## [Aim]
Copy each line that contains the string "aaaadd".

+++++

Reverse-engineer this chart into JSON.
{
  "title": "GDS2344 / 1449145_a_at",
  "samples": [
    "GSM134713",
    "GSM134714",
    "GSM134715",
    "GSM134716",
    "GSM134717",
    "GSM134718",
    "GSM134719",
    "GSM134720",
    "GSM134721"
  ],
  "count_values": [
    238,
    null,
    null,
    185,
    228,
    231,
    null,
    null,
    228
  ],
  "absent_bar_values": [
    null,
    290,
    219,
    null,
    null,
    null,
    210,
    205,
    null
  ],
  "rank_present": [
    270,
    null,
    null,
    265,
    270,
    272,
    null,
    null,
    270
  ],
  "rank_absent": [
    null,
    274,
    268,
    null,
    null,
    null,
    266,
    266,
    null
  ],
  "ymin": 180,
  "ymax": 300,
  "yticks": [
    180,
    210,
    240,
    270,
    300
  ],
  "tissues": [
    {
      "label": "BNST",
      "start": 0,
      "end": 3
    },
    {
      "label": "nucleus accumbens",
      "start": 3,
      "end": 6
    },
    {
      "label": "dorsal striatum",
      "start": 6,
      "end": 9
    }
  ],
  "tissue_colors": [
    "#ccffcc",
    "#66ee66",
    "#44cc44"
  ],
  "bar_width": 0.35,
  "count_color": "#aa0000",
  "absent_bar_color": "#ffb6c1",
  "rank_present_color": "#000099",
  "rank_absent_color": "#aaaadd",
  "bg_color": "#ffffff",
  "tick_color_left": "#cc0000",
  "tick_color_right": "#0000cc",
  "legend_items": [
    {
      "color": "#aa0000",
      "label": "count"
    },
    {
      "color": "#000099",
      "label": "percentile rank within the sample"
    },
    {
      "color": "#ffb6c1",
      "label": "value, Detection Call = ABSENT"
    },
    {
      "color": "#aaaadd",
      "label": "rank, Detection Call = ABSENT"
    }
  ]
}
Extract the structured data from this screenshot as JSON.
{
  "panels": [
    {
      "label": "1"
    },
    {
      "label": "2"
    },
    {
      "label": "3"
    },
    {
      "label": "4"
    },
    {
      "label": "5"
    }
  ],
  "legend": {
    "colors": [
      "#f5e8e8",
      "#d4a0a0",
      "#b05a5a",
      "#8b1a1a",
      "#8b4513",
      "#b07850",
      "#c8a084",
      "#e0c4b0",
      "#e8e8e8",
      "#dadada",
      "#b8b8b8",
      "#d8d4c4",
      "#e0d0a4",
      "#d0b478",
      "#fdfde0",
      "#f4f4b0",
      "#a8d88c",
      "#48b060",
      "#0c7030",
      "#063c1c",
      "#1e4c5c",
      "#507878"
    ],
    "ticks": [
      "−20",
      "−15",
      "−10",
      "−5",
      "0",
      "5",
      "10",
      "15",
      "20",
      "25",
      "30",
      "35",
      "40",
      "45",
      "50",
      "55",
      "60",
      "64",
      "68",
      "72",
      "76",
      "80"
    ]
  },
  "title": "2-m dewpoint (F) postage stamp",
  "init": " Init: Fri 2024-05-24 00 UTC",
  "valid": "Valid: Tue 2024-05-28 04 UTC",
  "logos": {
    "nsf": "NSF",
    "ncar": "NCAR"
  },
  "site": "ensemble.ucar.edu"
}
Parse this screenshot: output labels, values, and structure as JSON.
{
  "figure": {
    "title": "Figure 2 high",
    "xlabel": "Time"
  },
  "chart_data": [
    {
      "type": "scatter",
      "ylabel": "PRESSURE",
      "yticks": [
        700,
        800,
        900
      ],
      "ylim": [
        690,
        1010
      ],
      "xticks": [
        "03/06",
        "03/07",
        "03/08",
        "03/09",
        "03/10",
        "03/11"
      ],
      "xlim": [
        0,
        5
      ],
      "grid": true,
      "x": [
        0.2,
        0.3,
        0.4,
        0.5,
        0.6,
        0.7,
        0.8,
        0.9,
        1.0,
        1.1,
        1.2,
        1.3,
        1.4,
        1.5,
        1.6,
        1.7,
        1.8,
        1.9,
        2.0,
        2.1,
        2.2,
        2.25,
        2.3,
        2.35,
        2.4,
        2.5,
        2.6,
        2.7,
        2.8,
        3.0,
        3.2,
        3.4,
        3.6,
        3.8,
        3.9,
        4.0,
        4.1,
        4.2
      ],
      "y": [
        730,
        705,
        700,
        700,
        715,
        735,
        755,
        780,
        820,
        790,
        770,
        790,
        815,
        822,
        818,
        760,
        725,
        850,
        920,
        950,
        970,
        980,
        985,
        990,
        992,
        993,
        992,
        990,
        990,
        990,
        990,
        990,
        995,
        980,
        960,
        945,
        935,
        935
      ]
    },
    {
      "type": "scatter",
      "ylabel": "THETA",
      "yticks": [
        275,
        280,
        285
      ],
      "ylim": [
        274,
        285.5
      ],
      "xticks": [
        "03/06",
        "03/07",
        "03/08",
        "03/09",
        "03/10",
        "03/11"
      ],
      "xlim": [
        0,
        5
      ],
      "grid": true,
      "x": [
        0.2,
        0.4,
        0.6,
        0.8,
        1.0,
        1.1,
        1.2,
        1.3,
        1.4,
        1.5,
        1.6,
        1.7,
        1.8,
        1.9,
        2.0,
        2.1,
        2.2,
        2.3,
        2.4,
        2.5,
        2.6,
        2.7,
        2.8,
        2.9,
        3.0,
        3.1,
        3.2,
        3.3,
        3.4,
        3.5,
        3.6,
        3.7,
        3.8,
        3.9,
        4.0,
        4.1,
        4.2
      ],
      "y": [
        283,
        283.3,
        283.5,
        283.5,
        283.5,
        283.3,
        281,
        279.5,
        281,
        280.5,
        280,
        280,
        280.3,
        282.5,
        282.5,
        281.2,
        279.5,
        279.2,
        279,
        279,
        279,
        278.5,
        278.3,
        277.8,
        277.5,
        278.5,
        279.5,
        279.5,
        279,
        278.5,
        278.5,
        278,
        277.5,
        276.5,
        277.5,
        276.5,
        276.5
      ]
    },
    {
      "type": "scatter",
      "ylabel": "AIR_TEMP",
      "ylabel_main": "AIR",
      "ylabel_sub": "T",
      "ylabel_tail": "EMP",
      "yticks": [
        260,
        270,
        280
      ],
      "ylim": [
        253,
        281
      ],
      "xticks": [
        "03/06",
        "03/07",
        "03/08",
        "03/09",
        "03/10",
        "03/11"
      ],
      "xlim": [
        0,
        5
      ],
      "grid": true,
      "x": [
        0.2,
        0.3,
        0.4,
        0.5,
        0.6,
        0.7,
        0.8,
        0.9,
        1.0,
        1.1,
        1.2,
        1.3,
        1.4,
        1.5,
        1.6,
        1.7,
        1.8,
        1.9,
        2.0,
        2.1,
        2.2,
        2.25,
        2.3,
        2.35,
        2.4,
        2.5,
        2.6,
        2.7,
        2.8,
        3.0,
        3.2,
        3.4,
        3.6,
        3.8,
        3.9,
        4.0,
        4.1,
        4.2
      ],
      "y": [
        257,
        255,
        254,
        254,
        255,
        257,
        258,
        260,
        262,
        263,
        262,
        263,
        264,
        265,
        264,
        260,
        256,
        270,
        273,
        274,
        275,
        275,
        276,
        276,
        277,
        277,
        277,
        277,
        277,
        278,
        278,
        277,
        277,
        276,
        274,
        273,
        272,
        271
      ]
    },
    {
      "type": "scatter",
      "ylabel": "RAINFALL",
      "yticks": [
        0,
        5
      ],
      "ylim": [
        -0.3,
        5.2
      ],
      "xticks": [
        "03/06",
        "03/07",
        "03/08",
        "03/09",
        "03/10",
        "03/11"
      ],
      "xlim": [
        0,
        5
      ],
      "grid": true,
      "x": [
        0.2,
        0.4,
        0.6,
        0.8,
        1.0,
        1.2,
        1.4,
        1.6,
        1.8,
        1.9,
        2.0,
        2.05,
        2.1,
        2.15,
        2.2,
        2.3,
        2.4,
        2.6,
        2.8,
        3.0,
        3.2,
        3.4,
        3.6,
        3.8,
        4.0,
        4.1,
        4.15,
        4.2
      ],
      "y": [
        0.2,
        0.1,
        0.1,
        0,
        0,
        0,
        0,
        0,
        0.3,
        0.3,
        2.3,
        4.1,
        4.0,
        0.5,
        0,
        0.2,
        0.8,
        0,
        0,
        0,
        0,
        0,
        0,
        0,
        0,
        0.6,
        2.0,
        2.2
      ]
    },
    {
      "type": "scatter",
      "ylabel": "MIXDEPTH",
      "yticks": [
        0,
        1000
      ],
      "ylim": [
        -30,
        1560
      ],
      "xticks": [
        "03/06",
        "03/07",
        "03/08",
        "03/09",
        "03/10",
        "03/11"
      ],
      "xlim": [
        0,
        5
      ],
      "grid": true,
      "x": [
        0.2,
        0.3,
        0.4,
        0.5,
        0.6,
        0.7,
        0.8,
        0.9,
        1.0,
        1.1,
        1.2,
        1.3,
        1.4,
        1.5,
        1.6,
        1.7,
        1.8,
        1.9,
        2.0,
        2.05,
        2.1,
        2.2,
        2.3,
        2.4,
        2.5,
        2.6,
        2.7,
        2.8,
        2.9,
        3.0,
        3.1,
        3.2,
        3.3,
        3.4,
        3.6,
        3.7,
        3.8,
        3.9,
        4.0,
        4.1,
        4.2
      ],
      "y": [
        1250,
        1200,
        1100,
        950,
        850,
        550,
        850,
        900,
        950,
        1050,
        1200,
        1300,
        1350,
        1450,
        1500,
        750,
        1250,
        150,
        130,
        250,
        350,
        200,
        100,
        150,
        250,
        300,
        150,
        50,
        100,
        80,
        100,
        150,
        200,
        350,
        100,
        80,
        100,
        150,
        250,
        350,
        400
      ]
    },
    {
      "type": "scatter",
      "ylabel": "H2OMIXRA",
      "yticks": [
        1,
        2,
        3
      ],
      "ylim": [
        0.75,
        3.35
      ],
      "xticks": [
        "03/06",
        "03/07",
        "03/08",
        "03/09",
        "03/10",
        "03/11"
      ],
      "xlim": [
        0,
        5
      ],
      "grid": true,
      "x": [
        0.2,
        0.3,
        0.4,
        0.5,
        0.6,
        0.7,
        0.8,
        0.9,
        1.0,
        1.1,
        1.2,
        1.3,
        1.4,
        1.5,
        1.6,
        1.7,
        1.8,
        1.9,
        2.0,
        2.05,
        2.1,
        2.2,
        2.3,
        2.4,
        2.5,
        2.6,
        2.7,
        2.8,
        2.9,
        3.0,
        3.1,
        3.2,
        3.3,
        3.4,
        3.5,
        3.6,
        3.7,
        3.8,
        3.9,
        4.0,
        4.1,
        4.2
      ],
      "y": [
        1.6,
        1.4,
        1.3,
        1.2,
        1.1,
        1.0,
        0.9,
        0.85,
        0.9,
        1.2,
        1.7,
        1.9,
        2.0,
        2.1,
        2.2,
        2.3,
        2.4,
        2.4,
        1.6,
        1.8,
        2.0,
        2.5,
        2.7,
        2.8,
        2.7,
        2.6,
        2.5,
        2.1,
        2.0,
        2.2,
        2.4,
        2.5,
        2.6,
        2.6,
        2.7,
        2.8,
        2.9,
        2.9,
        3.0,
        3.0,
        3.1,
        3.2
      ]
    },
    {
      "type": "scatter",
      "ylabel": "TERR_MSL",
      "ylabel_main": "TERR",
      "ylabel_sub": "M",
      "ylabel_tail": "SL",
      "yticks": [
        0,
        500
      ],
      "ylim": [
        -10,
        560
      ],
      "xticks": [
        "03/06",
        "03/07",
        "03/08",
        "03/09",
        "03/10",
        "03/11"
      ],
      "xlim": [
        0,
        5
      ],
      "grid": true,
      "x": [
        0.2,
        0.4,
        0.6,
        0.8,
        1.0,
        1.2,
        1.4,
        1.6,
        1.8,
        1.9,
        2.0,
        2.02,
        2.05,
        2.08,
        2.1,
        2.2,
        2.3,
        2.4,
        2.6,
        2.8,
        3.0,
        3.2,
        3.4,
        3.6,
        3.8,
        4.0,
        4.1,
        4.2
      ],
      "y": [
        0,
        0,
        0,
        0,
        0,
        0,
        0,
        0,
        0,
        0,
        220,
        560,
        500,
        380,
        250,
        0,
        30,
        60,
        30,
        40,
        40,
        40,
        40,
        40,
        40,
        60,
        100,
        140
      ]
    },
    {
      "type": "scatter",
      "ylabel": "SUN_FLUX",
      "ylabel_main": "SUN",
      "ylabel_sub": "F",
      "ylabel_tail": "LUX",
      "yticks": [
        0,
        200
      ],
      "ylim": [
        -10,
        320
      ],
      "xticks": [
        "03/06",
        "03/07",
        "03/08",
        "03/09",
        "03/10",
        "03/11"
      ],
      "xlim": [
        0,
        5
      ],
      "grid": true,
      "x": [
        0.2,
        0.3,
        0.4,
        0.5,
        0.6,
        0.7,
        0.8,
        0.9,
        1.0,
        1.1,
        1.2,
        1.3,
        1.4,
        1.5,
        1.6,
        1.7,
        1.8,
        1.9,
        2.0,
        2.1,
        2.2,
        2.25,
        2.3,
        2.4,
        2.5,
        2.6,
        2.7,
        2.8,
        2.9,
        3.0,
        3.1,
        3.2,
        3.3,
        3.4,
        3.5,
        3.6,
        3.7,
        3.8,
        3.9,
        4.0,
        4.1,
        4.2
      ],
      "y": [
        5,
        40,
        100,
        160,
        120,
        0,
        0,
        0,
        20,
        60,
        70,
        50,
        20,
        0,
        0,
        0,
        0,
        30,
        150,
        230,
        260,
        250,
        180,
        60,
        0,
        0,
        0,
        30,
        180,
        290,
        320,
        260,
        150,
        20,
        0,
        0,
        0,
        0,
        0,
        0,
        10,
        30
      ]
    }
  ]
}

+++++

## [The output]
  "rank_absent_color": "#aaaadd",
      "color": "#aaaadd",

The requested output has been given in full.